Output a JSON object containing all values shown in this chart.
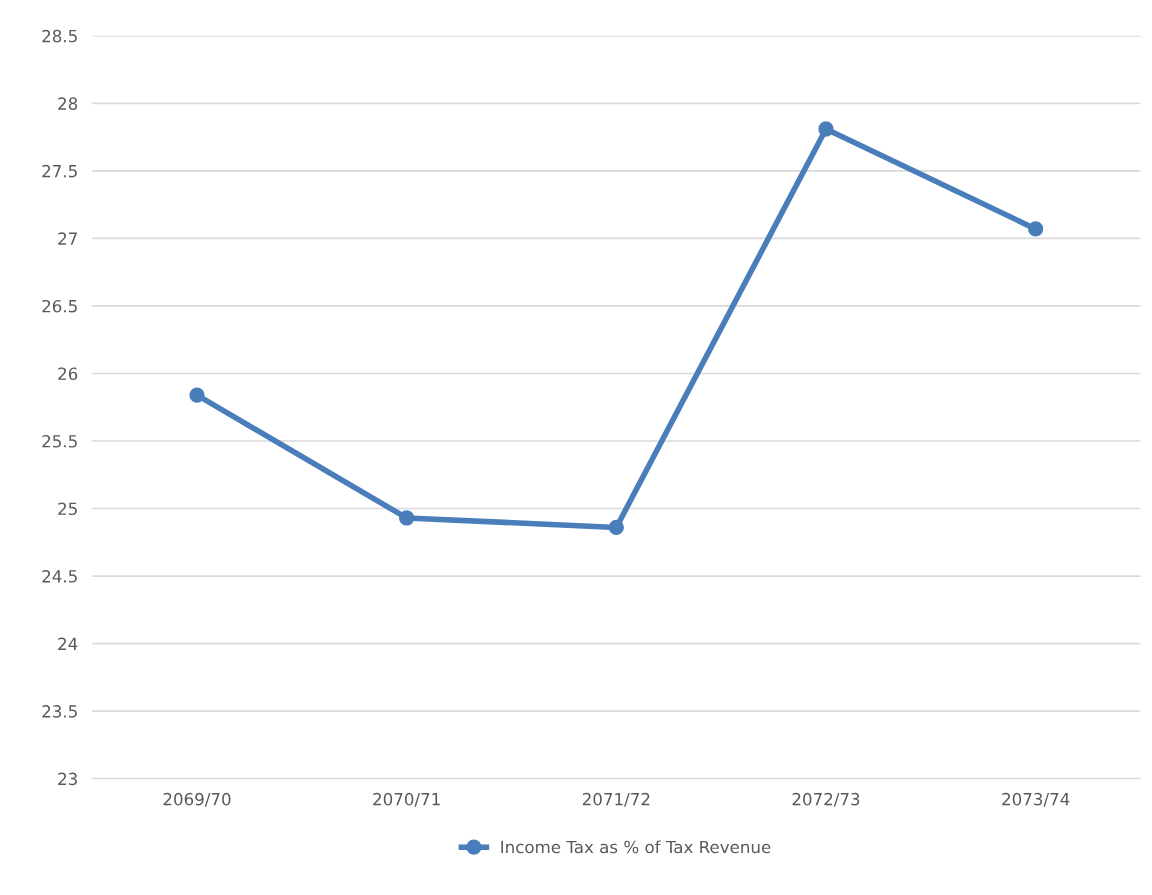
{
  "chart_data": {
    "type": "line",
    "categories": [
      "2069/70",
      "2070/71",
      "2071/72",
      "2072/73",
      "2073/74"
    ],
    "series": [
      {
        "name": "Income Tax as % of Tax Revenue",
        "color": "#4a7ebb",
        "values": [
          25.84,
          24.93,
          24.86,
          27.81,
          27.07
        ]
      }
    ],
    "ylim": [
      23,
      28.5
    ],
    "yticks": [
      23,
      23.5,
      24,
      24.5,
      25,
      25.5,
      26,
      26.5,
      27,
      27.5,
      28,
      28.5
    ],
    "grid": "y",
    "legend": "bottom",
    "marker": "circle",
    "line_style": "solid"
  }
}
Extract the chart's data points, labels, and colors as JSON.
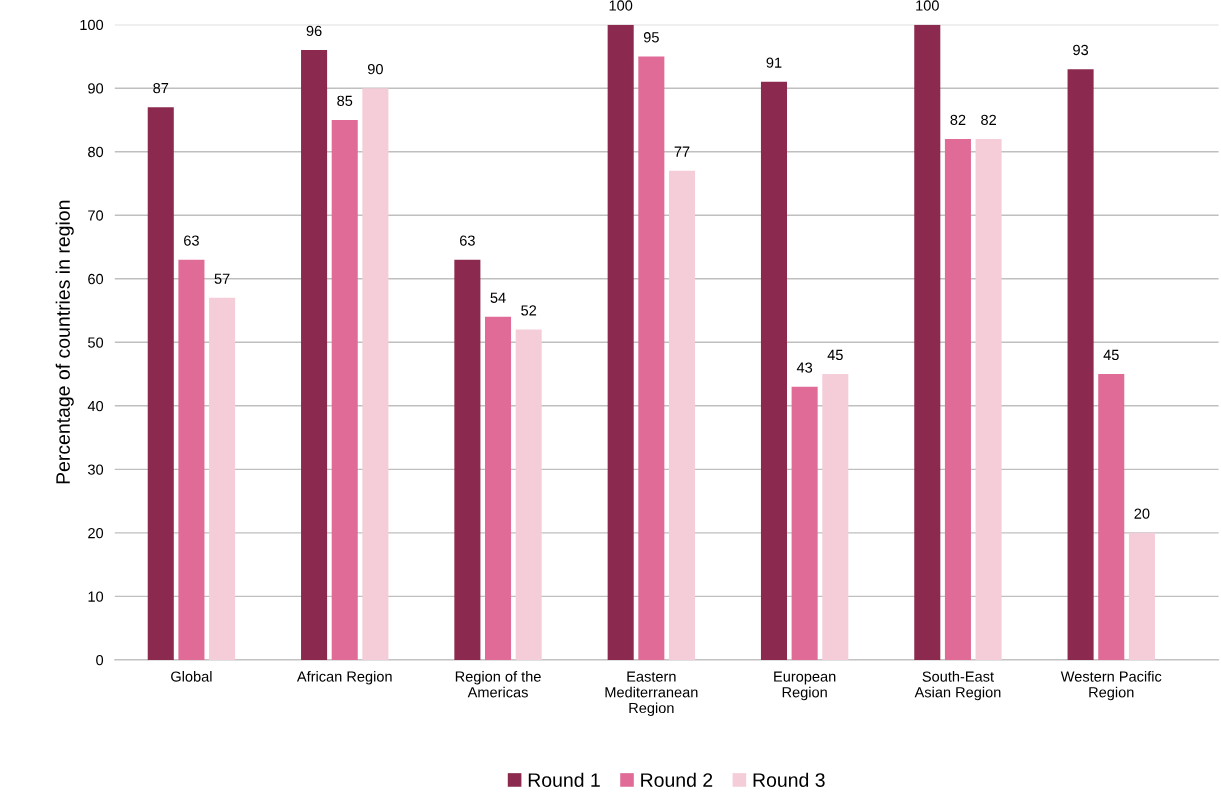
{
  "chart_data": {
    "type": "bar",
    "ylabel": "Percentage of countries in region",
    "categories": [
      "Global",
      "African Region",
      "Region of the\nAmericas",
      "Eastern\nMediterranean\nRegion",
      "European\nRegion",
      "South-East\nAsian Region",
      "Western Pacific\nRegion"
    ],
    "series": [
      {
        "name": "Round 1",
        "color": "#8b2a4e",
        "values": [
          87,
          96,
          63,
          100,
          91,
          100,
          93
        ]
      },
      {
        "name": "Round 2",
        "color": "#e06b97",
        "values": [
          63,
          85,
          54,
          95,
          43,
          82,
          45
        ]
      },
      {
        "name": "Round 3",
        "color": "#f5cdd9",
        "values": [
          57,
          90,
          52,
          77,
          45,
          82,
          20
        ]
      }
    ],
    "ylim": [
      0,
      100
    ],
    "yticks": [
      0,
      10,
      20,
      30,
      40,
      50,
      60,
      70,
      80,
      90,
      100
    ],
    "grid": "y",
    "legend": "bottom",
    "data_labels": true
  }
}
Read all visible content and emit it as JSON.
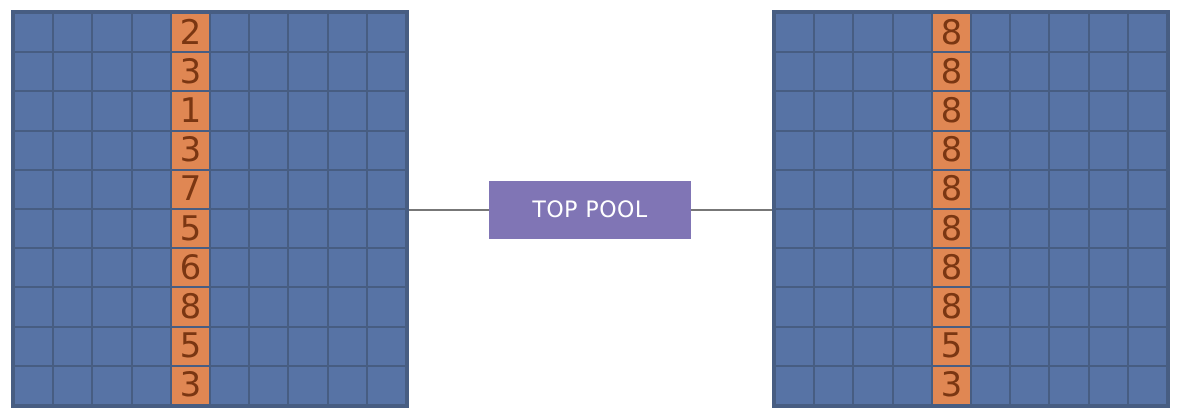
{
  "operation": {
    "label": "TOP POOL"
  },
  "grid": {
    "rows": 10,
    "cols": 10,
    "highlight_col": 4
  },
  "input_column": [
    "2",
    "3",
    "1",
    "3",
    "7",
    "5",
    "6",
    "8",
    "5",
    "3"
  ],
  "output_column": [
    "8",
    "8",
    "8",
    "8",
    "8",
    "8",
    "8",
    "8",
    "5",
    "3"
  ],
  "colors": {
    "grid_cell": "#5773a5",
    "grid_border": "#475d82",
    "highlight_cell": "#e08753",
    "digit_text": "#7a3612",
    "op_box": "#8075b5",
    "connector": "#777777"
  }
}
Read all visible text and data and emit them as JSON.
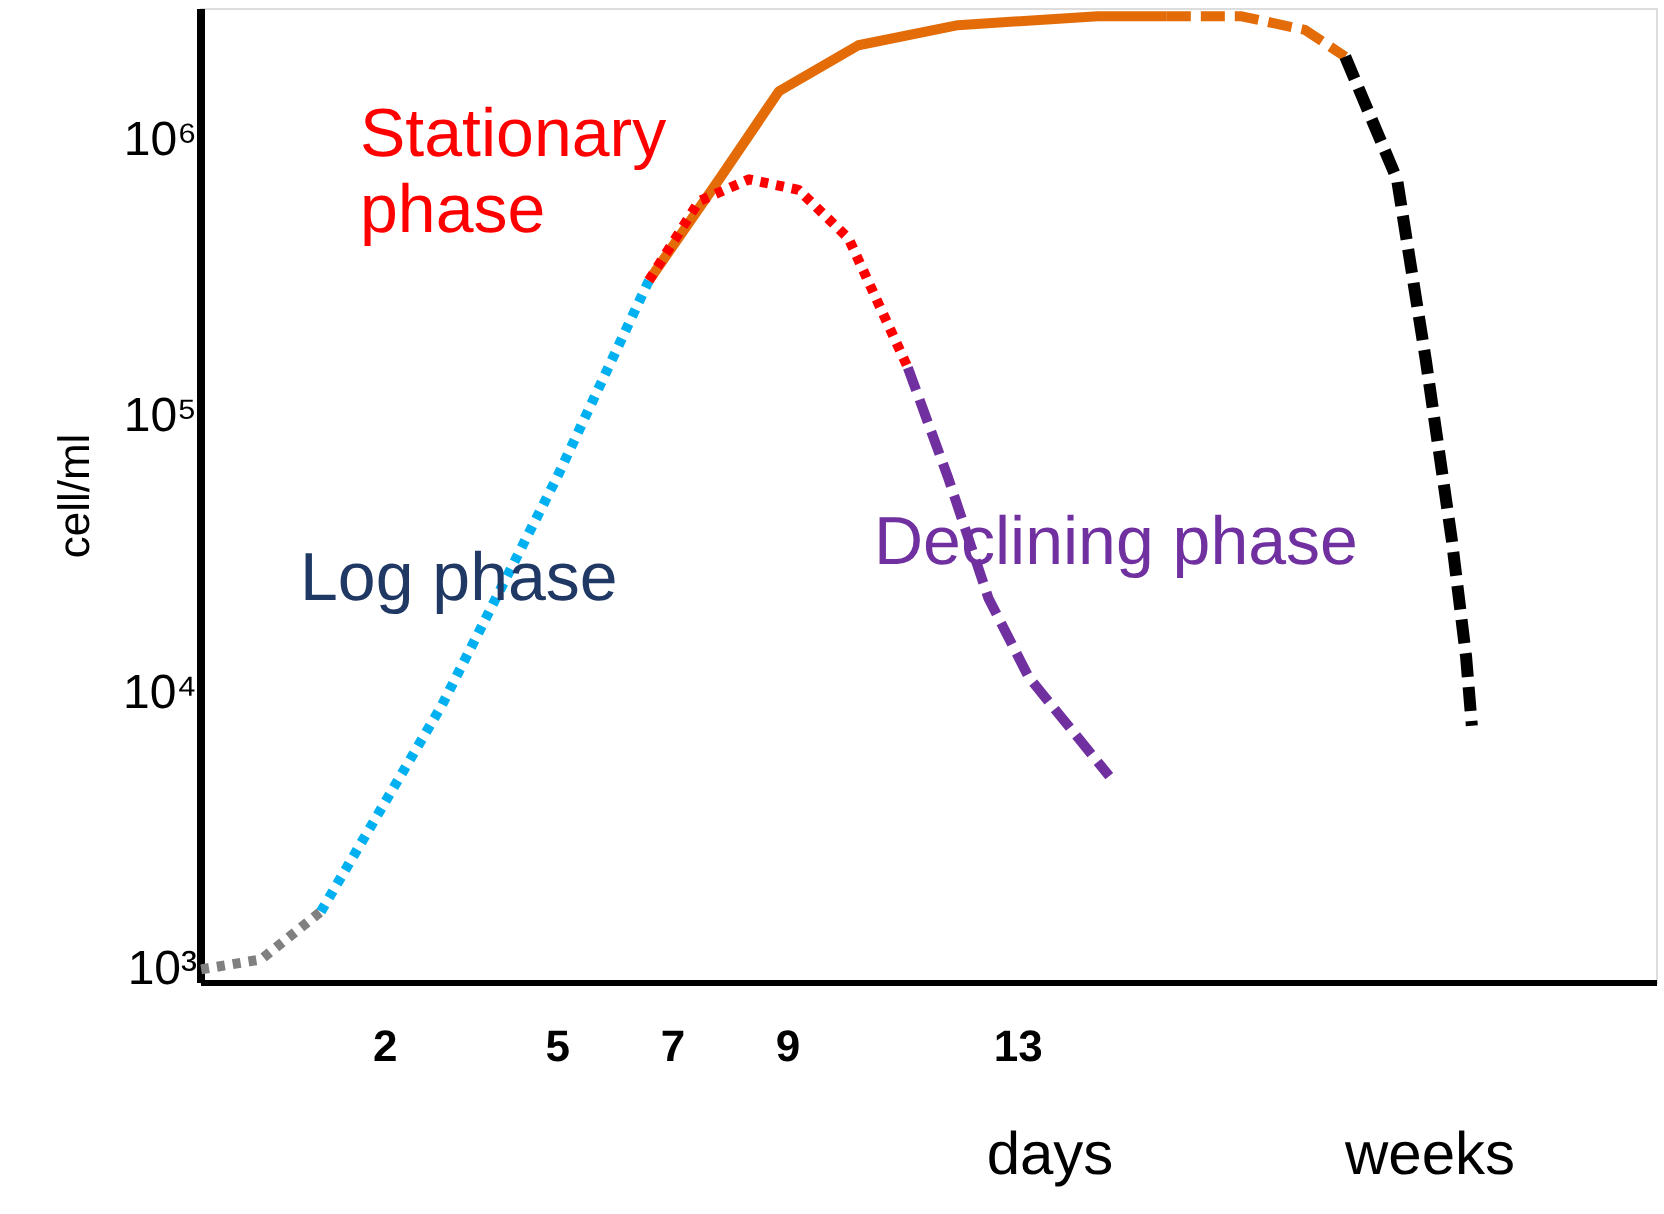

==================================================

**Do this**
Reproduce each line exactly as it appears, omitting the pictures.

**Task output**
Output a JSON object containing all values shown in this chart.
{
  "chart_data": {
    "type": "line",
    "categories": [
      "2069/70",
      "2070/71",
      "2071/72",
      "2072/73",
      "2073/74"
    ],
    "series": [
      {
        "name": "Income Tax as % of Tax Revenue",
        "color": "#4a7ebb",
        "values": [
          25.84,
          24.93,
          24.86,
          27.81,
          27.07
        ]
      }
    ],
    "ylim": [
      23,
      28.5
    ],
    "yticks": [
      23,
      23.5,
      24,
      24.5,
      25,
      25.5,
      26,
      26.5,
      27,
      27.5,
      28,
      28.5
    ],
    "grid": "y",
    "legend": "bottom",
    "marker": "circle",
    "line_style": "solid"
  }
}
Extract the chart's data points, labels, and colors as JSON.
{
  "chart_data": {
    "type": "bar",
    "ylabel": "Percentage of countries in region",
    "categories": [
      "Global",
      "African Region",
      "Region of the\nAmericas",
      "Eastern\nMediterranean\nRegion",
      "European\nRegion",
      "South-East\nAsian Region",
      "Western Pacific\nRegion"
    ],
    "series": [
      {
        "name": "Round 1",
        "color": "#8b2a4e",
        "values": [
          87,
          96,
          63,
          100,
          91,
          100,
          93
        ]
      },
      {
        "name": "Round 2",
        "color": "#e06b97",
        "values": [
          63,
          85,
          54,
          95,
          43,
          82,
          45
        ]
      },
      {
        "name": "Round 3",
        "color": "#f5cdd9",
        "values": [
          57,
          90,
          52,
          77,
          45,
          82,
          20
        ]
      }
    ],
    "ylim": [
      0,
      100
    ],
    "yticks": [
      0,
      10,
      20,
      30,
      40,
      50,
      60,
      70,
      80,
      90,
      100
    ],
    "grid": "y",
    "legend": "bottom",
    "data_labels": true
  }
}
Read all visible content and emit it as JSON.
{
  "operation": {
    "label": "TOP POOL"
  },
  "grid": {
    "rows": 10,
    "cols": 10,
    "highlight_col": 4
  },
  "input_column": [
    "2",
    "3",
    "1",
    "3",
    "7",
    "5",
    "6",
    "8",
    "5",
    "3"
  ],
  "output_column": [
    "8",
    "8",
    "8",
    "8",
    "8",
    "8",
    "8",
    "8",
    "5",
    "3"
  ],
  "colors": {
    "grid_cell": "#5773a5",
    "grid_border": "#475d82",
    "highlight_cell": "#e08753",
    "digit_text": "#7a3612",
    "op_box": "#8075b5",
    "connector": "#777777"
  }
}
Read all visible text and data and emit them as JSON.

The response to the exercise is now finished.